* Work to do: Search the listing below for the string "приюта" and show each line that contains it.

[Recorded data]

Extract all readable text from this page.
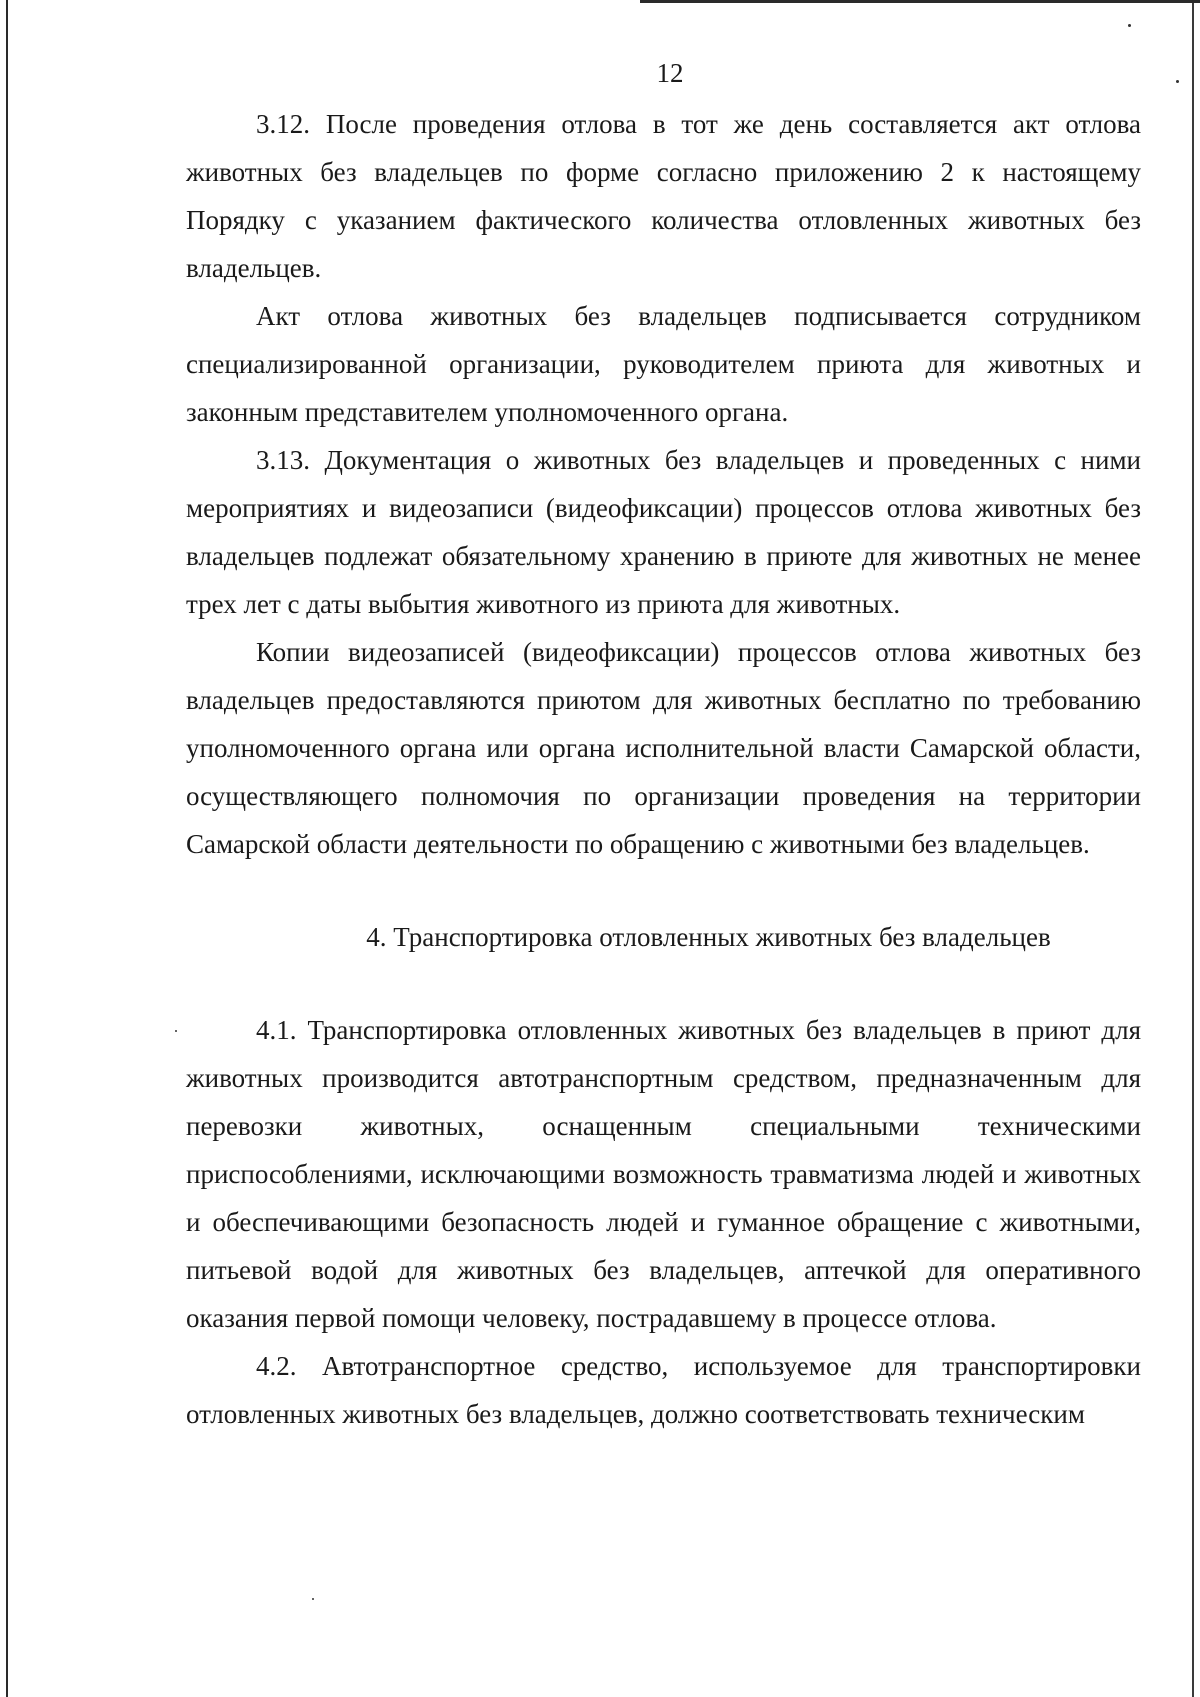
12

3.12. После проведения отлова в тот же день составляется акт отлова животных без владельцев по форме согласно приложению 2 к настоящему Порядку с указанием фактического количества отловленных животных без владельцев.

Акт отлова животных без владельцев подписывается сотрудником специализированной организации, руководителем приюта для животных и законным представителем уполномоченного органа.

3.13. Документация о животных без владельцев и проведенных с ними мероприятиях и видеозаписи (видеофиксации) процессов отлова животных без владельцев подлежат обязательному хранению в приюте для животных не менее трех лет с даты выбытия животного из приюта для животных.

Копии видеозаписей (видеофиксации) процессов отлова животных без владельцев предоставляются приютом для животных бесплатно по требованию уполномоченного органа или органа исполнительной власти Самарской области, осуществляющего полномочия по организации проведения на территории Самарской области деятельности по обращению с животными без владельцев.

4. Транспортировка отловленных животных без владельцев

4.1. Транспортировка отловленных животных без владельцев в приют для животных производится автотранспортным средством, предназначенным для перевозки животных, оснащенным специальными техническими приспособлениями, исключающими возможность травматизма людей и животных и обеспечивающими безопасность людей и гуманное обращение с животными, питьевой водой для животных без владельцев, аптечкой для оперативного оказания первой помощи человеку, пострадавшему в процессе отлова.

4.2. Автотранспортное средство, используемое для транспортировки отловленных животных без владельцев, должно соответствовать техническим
* * *
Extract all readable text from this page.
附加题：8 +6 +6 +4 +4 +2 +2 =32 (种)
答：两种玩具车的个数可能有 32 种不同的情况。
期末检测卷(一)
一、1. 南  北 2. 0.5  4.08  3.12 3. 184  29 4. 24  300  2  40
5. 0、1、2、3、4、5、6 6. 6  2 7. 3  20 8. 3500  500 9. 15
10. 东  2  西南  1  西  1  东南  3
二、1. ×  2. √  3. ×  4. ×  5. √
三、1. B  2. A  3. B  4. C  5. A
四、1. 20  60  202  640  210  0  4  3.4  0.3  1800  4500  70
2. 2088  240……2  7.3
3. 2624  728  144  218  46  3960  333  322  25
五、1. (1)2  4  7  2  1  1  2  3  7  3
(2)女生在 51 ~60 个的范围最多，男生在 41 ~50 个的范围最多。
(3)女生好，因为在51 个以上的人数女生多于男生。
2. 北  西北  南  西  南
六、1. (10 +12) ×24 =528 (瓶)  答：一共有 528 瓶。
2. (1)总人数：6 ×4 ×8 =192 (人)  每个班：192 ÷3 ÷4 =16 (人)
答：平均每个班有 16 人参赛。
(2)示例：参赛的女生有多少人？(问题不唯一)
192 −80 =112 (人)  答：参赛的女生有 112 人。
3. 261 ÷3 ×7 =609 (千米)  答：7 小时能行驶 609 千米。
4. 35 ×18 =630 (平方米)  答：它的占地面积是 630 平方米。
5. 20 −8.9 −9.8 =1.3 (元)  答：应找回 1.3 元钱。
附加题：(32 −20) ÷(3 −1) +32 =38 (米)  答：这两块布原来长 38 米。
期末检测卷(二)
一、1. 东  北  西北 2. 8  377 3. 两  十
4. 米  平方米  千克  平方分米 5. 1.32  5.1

* Result below:
Акт отлова животных без владельцев подписывается сотрудником специализированной организации, руководителем приюта для животных и законным представителем уполномоченного органа.
3.13. Документация о животных без владельцев и проведенных с ними мероприятиях и видеозаписи (видеофиксации) процессов отлова животных без владельцев подлежат обязательному хранению в приюте для животных не менее трех лет с даты выбытия животного из приюта для животных.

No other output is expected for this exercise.